## The task
Review the lines that follow and copy each one that contains the word "title".

(Stored entries)
######
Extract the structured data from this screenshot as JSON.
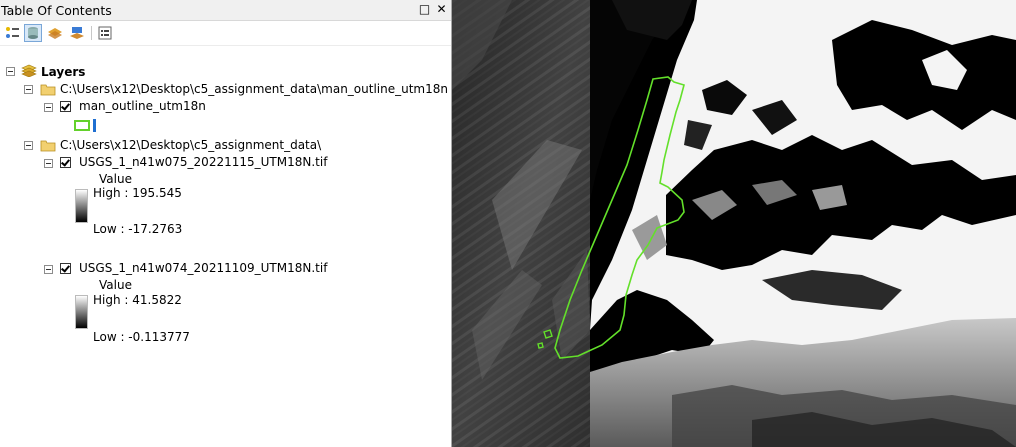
{
  "panel": {
    "title": "Table Of Contents",
    "maximize_glyph": "□",
    "close_glyph": "✕"
  },
  "toolbar": {
    "buttons": [
      {
        "icon": "list-by-drawing-order-icon"
      },
      {
        "icon": "list-by-source-icon"
      },
      {
        "icon": "list-by-visibility-icon"
      },
      {
        "icon": "list-by-selection-icon"
      },
      {
        "icon": "options-icon"
      }
    ]
  },
  "tree": {
    "root_label": "Layers",
    "group1": {
      "path": "C:\\Users\\x12\\Desktop\\c5_assignment_data\\man_outline_utm18n",
      "layer": {
        "name": "man_outline_utm18n",
        "symbol_color": "#63d12b"
      }
    },
    "group2": {
      "path": "C:\\Users\\x12\\Desktop\\c5_assignment_data\\",
      "layer1": {
        "name": "USGS_1_n41w075_20221115_UTM18N.tif",
        "value_label": "Value",
        "high": "High : 195.545",
        "low": "Low : -17.2763"
      },
      "layer2": {
        "name": "USGS_1_n41w074_20211109_UTM18N.tif",
        "value_label": "Value",
        "high": "High : 41.5822",
        "low": "Low : -0.113777"
      }
    }
  },
  "map": {
    "outline_color": "#63e02a"
  }
}
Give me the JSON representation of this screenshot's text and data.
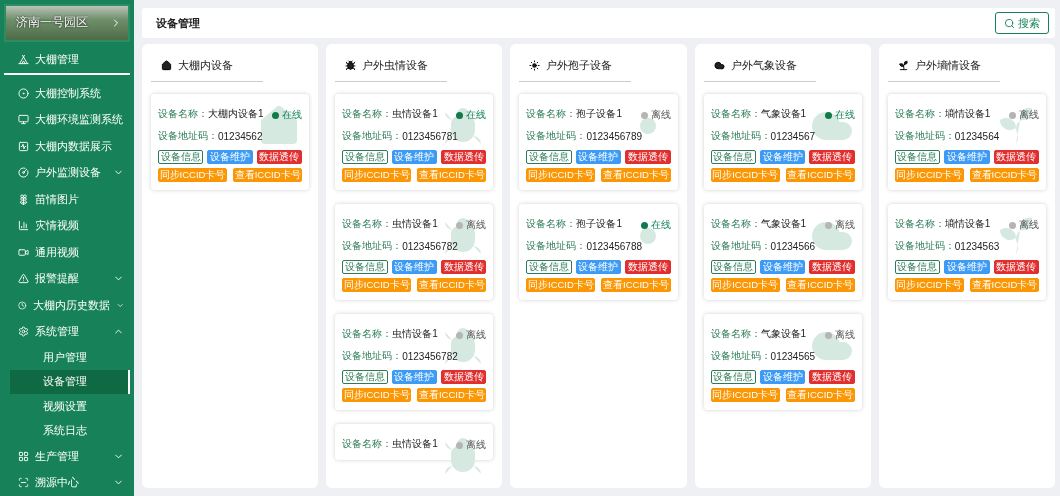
{
  "park": {
    "name": "济南一号园区"
  },
  "nav_top": {
    "label": "大棚管理"
  },
  "nav": [
    {
      "label": "大棚控制系统"
    },
    {
      "label": "大棚环境监测系统"
    },
    {
      "label": "大棚内数据展示"
    },
    {
      "label": "户外监测设备",
      "expanded": false
    },
    {
      "label": "苗情图片"
    },
    {
      "label": "灾情视频"
    },
    {
      "label": "通用视频"
    },
    {
      "label": "报警提醒",
      "expanded": false
    },
    {
      "label": "大棚内历史数据",
      "expanded": false
    },
    {
      "label": "系统管理",
      "expanded": true,
      "children": [
        {
          "label": "用户管理",
          "selected": false
        },
        {
          "label": "设备管理",
          "selected": true
        },
        {
          "label": "视频设置",
          "selected": false
        },
        {
          "label": "系统日志",
          "selected": false
        }
      ]
    },
    {
      "label": "生产管理",
      "expanded": false
    },
    {
      "label": "溯源中心",
      "expanded": false
    }
  ],
  "header": {
    "title": "设备管理",
    "search_button": "搜索"
  },
  "columns": [
    {
      "kind": "greenhouse",
      "title": "大棚内设备",
      "devices": [
        {
          "name_label": "设备名称：",
          "name": "大棚内设备1",
          "address_label": "设备地址码：",
          "address": "01234562",
          "online": true,
          "status": "在线",
          "buttons": [
            {
              "kind": "outline",
              "label": "设备信息"
            },
            {
              "kind": "blue",
              "label": "设备维护"
            },
            {
              "kind": "red",
              "label": "数据透传"
            },
            {
              "kind": "orange",
              "label": "同步ICCID卡号"
            },
            {
              "kind": "orange",
              "label": "查看ICCID卡号"
            }
          ]
        }
      ]
    },
    {
      "kind": "insect",
      "title": "户外虫情设备",
      "devices": [
        {
          "name_label": "设备名称：",
          "name": "虫情设备1",
          "address_label": "设备地址码：",
          "address": "0123456781",
          "online": true,
          "status": "在线",
          "buttons": [
            {
              "kind": "outline",
              "label": "设备信息"
            },
            {
              "kind": "blue",
              "label": "设备维护"
            },
            {
              "kind": "red",
              "label": "数据透传"
            },
            {
              "kind": "orange",
              "label": "同步ICCID卡号"
            },
            {
              "kind": "orange",
              "label": "查看ICCID卡号"
            }
          ]
        },
        {
          "name_label": "设备名称：",
          "name": "虫情设备1",
          "address_label": "设备地址码：",
          "address": "0123456782",
          "online": false,
          "status": "离线",
          "buttons": [
            {
              "kind": "outline",
              "label": "设备信息"
            },
            {
              "kind": "blue",
              "label": "设备维护"
            },
            {
              "kind": "red",
              "label": "数据透传"
            },
            {
              "kind": "orange",
              "label": "同步ICCID卡号"
            },
            {
              "kind": "orange",
              "label": "查看ICCID卡号"
            }
          ]
        },
        {
          "name_label": "设备名称：",
          "name": "虫情设备1",
          "address_label": "设备地址码：",
          "address": "0123456782",
          "online": false,
          "status": "离线",
          "buttons": [
            {
              "kind": "outline",
              "label": "设备信息"
            },
            {
              "kind": "blue",
              "label": "设备维护"
            },
            {
              "kind": "red",
              "label": "数据透传"
            },
            {
              "kind": "orange",
              "label": "同步ICCID卡号"
            },
            {
              "kind": "orange",
              "label": "查看ICCID卡号"
            }
          ]
        },
        {
          "name_label": "设备名称：",
          "name": "虫情设备1",
          "online": false,
          "status": "离线"
        }
      ]
    },
    {
      "kind": "spore",
      "title": "户外孢子设备",
      "devices": [
        {
          "name_label": "设备名称：",
          "name": "孢子设备1",
          "address_label": "设备地址码：",
          "address": "0123456789",
          "online": false,
          "status": "离线",
          "buttons": [
            {
              "kind": "outline",
              "label": "设备信息"
            },
            {
              "kind": "blue",
              "label": "设备维护"
            },
            {
              "kind": "red",
              "label": "数据透传"
            },
            {
              "kind": "orange",
              "label": "同步ICCID卡号"
            },
            {
              "kind": "orange",
              "label": "查看ICCID卡号"
            }
          ]
        },
        {
          "name_label": "设备名称：",
          "name": "孢子设备1",
          "address_label": "设备地址码：",
          "address": "0123456788",
          "online": true,
          "status": "在线",
          "buttons": [
            {
              "kind": "outline",
              "label": "设备信息"
            },
            {
              "kind": "blue",
              "label": "设备维护"
            },
            {
              "kind": "red",
              "label": "数据透传"
            },
            {
              "kind": "orange",
              "label": "同步ICCID卡号"
            },
            {
              "kind": "orange",
              "label": "查看ICCID卡号"
            }
          ]
        }
      ]
    },
    {
      "kind": "weather",
      "title": "户外气象设备",
      "devices": [
        {
          "name_label": "设备名称：",
          "name": "气象设备1",
          "address_label": "设备地址码：",
          "address": "01234567",
          "online": true,
          "status": "在线",
          "buttons": [
            {
              "kind": "outline",
              "label": "设备信息"
            },
            {
              "kind": "blue",
              "label": "设备维护"
            },
            {
              "kind": "red",
              "label": "数据透传"
            },
            {
              "kind": "orange",
              "label": "同步ICCID卡号"
            },
            {
              "kind": "orange",
              "label": "查看ICCID卡号"
            }
          ]
        },
        {
          "name_label": "设备名称：",
          "name": "气象设备1",
          "address_label": "设备地址码：",
          "address": "01234566",
          "online": false,
          "status": "离线",
          "buttons": [
            {
              "kind": "outline",
              "label": "设备信息"
            },
            {
              "kind": "blue",
              "label": "设备维护"
            },
            {
              "kind": "red",
              "label": "数据透传"
            },
            {
              "kind": "orange",
              "label": "同步ICCID卡号"
            },
            {
              "kind": "orange",
              "label": "查看ICCID卡号"
            }
          ]
        },
        {
          "name_label": "设备名称：",
          "name": "气象设备1",
          "address_label": "设备地址码：",
          "address": "01234565",
          "online": false,
          "status": "离线",
          "buttons": [
            {
              "kind": "outline",
              "label": "设备信息"
            },
            {
              "kind": "blue",
              "label": "设备维护"
            },
            {
              "kind": "red",
              "label": "数据透传"
            },
            {
              "kind": "orange",
              "label": "同步ICCID卡号"
            },
            {
              "kind": "orange",
              "label": "查看ICCID卡号"
            }
          ]
        }
      ]
    },
    {
      "kind": "soil",
      "title": "户外墒情设备",
      "devices": [
        {
          "name_label": "设备名称：",
          "name": "墒情设备1",
          "address_label": "设备地址码：",
          "address": "01234564",
          "online": false,
          "status": "离线",
          "buttons": [
            {
              "kind": "outline",
              "label": "设备信息"
            },
            {
              "kind": "blue",
              "label": "设备维护"
            },
            {
              "kind": "red",
              "label": "数据透传"
            },
            {
              "kind": "orange",
              "label": "同步ICCID卡号"
            },
            {
              "kind": "orange",
              "label": "查看ICCID卡号"
            }
          ]
        },
        {
          "name_label": "设备名称：",
          "name": "墒情设备1",
          "address_label": "设备地址码：",
          "address": "01234563",
          "online": false,
          "status": "离线",
          "buttons": [
            {
              "kind": "outline",
              "label": "设备信息"
            },
            {
              "kind": "blue",
              "label": "设备维护"
            },
            {
              "kind": "red",
              "label": "数据透传"
            },
            {
              "kind": "orange",
              "label": "同步ICCID卡号"
            },
            {
              "kind": "orange",
              "label": "查看ICCID卡号"
            }
          ]
        }
      ]
    }
  ]
}
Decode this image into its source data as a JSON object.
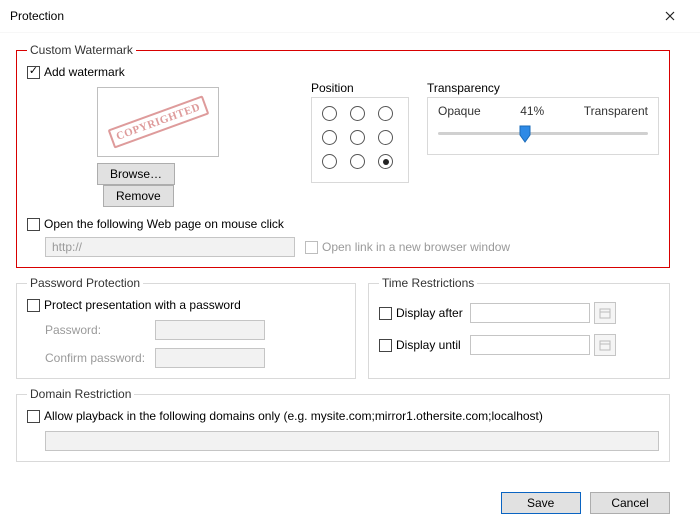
######
## Solution to this problem
    "title": "Table Of Contents",
    "title": "设备管理",
      "title": "大棚内设备",
      "title": "户外虫情设备",
      "title": "户外孢子设备",
      "title": "户外气象设备",
      "title": "户外墒情设备",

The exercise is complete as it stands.